GOAL. Quote every line as written. Omit pictures.

RECORDS SHOWN.
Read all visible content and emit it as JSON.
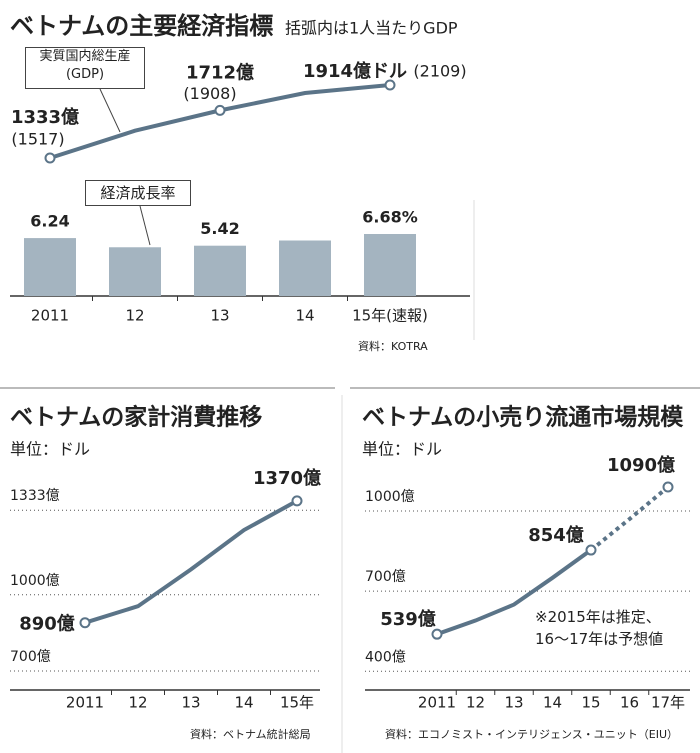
{
  "chart_data": [
    {
      "type": "combo",
      "title": "ベトナムの主要経済指標",
      "subtitle": "括弧内は1人当たりGDP",
      "categories": [
        "2011",
        "12",
        "13",
        "14",
        "15年(速報)"
      ],
      "series": [
        {
          "name": "実質国内総生産\n(GDP)",
          "type": "line",
          "color": "#5b7488",
          "values": [
            1333,
            1550,
            1712,
            1850,
            1914
          ],
          "value_labels": [
            "1333億",
            null,
            "1712億",
            null,
            "1914億ドル"
          ],
          "per_capita_values": [
            1517,
            null,
            1908,
            null,
            2109
          ],
          "per_capita_labels": [
            "(1517)",
            null,
            "(1908)",
            null,
            "(2109)"
          ]
        },
        {
          "name": "経済成長率",
          "type": "bar",
          "color": "#a4b4c0",
          "values": [
            6.24,
            5.25,
            5.42,
            5.98,
            6.68
          ],
          "value_labels": [
            "6.24",
            null,
            "5.42",
            null,
            "6.68%"
          ]
        }
      ],
      "source": "資料：KOTRA"
    },
    {
      "type": "line",
      "title": "ベトナムの家計消費推移",
      "subtitle": "単位：ドル",
      "categories": [
        "2011",
        "12",
        "13",
        "14",
        "15年"
      ],
      "values": [
        890,
        955,
        1100,
        1255,
        1370
      ],
      "value_labels": [
        "890億",
        null,
        null,
        null,
        "1370億"
      ],
      "color": "#5b7488",
      "ylim": [
        625,
        1460
      ],
      "yticks": [
        {
          "value": 700,
          "label": "700億"
        },
        {
          "value": 1000,
          "label": "1000億"
        },
        {
          "value": 1333,
          "label": "1333億"
        }
      ],
      "grid": "dotted",
      "source": "資料：ベトナム統計総局"
    },
    {
      "type": "line",
      "title": "ベトナムの小売り流通市場規模",
      "subtitle": "単位：ドル",
      "categories": [
        "2011",
        "12",
        "13",
        "14",
        "15",
        "16",
        "17年"
      ],
      "values": [
        539,
        590,
        650,
        750,
        854,
        970,
        1090
      ],
      "value_labels": [
        "539億",
        null,
        null,
        null,
        "854億",
        null,
        "1090億"
      ],
      "forecast": [
        false,
        false,
        false,
        false,
        false,
        true,
        true
      ],
      "color": "#5b7488",
      "ylim": [
        330,
        1135
      ],
      "yticks": [
        {
          "value": 400,
          "label": "400億"
        },
        {
          "value": 700,
          "label": "700億"
        },
        {
          "value": 1000,
          "label": "1000億"
        }
      ],
      "grid": "dotted",
      "annotation": "※2015年は推定、\n16～17年は予想値",
      "source": "資料：エコノミスト・インテリジェンス・ユニット（EIU）"
    }
  ]
}
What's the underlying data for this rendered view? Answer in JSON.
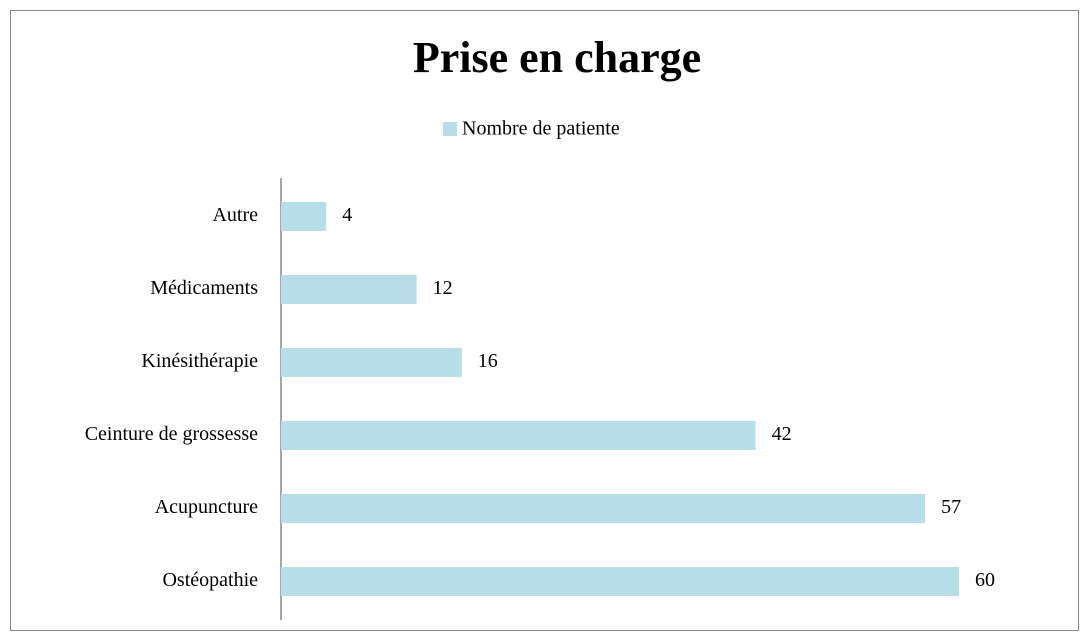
{
  "chart_data": {
    "type": "bar",
    "orientation": "horizontal",
    "title": "Prise en charge",
    "categories": [
      "Autre",
      "Médicaments",
      "Kinésithérapie",
      "Ceinture de grossesse",
      "Acupuncture",
      "Ostéopathie"
    ],
    "series": [
      {
        "name": "Nombre de patiente",
        "color": "#b7dde8",
        "values": [
          4,
          12,
          16,
          42,
          57,
          60
        ]
      }
    ],
    "legend": "top"
  }
}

EXERCISE OUTPUT.
Read all visible content and emit it as JSON.
{
  "chart_data": [
    {
      "type": "combo",
      "title": "ベトナムの主要経済指標",
      "subtitle": "括弧内は1人当たりGDP",
      "categories": [
        "2011",
        "12",
        "13",
        "14",
        "15年(速報)"
      ],
      "series": [
        {
          "name": "実質国内総生産\n(GDP)",
          "type": "line",
          "color": "#5b7488",
          "values": [
            1333,
            1550,
            1712,
            1850,
            1914
          ],
          "value_labels": [
            "1333億",
            null,
            "1712億",
            null,
            "1914億ドル"
          ],
          "per_capita_values": [
            1517,
            null,
            1908,
            null,
            2109
          ],
          "per_capita_labels": [
            "(1517)",
            null,
            "(1908)",
            null,
            "(2109)"
          ]
        },
        {
          "name": "経済成長率",
          "type": "bar",
          "color": "#a4b4c0",
          "values": [
            6.24,
            5.25,
            5.42,
            5.98,
            6.68
          ],
          "value_labels": [
            "6.24",
            null,
            "5.42",
            null,
            "6.68%"
          ]
        }
      ],
      "source": "資料：KOTRA"
    },
    {
      "type": "line",
      "title": "ベトナムの家計消費推移",
      "subtitle": "単位：ドル",
      "categories": [
        "2011",
        "12",
        "13",
        "14",
        "15年"
      ],
      "values": [
        890,
        955,
        1100,
        1255,
        1370
      ],
      "value_labels": [
        "890億",
        null,
        null,
        null,
        "1370億"
      ],
      "color": "#5b7488",
      "ylim": [
        625,
        1460
      ],
      "yticks": [
        {
          "value": 700,
          "label": "700億"
        },
        {
          "value": 1000,
          "label": "1000億"
        },
        {
          "value": 1333,
          "label": "1333億"
        }
      ],
      "grid": "dotted",
      "source": "資料：ベトナム統計総局"
    },
    {
      "type": "line",
      "title": "ベトナムの小売り流通市場規模",
      "subtitle": "単位：ドル",
      "categories": [
        "2011",
        "12",
        "13",
        "14",
        "15",
        "16",
        "17年"
      ],
      "values": [
        539,
        590,
        650,
        750,
        854,
        970,
        1090
      ],
      "value_labels": [
        "539億",
        null,
        null,
        null,
        "854億",
        null,
        "1090億"
      ],
      "forecast": [
        false,
        false,
        false,
        false,
        false,
        true,
        true
      ],
      "color": "#5b7488",
      "ylim": [
        330,
        1135
      ],
      "yticks": [
        {
          "value": 400,
          "label": "400億"
        },
        {
          "value": 700,
          "label": "700億"
        },
        {
          "value": 1000,
          "label": "1000億"
        }
      ],
      "grid": "dotted",
      "annotation": "※2015年は推定、\n16～17年は予想値",
      "source": "資料：エコノミスト・インテリジェンス・ユニット（EIU）"
    }
  ]
}
What's the underlying data for this rendered view? Answer in JSON.
{
  "chart_data": {
    "type": "bar",
    "orientation": "horizontal",
    "title": "Prise en charge",
    "categories": [
      "Autre",
      "Médicaments",
      "Kinésithérapie",
      "Ceinture de grossesse",
      "Acupuncture",
      "Ostéopathie"
    ],
    "series": [
      {
        "name": "Nombre de patiente",
        "color": "#b7dde8",
        "values": [
          4,
          12,
          16,
          42,
          57,
          60
        ]
      }
    ],
    "legend": "top"
  }
}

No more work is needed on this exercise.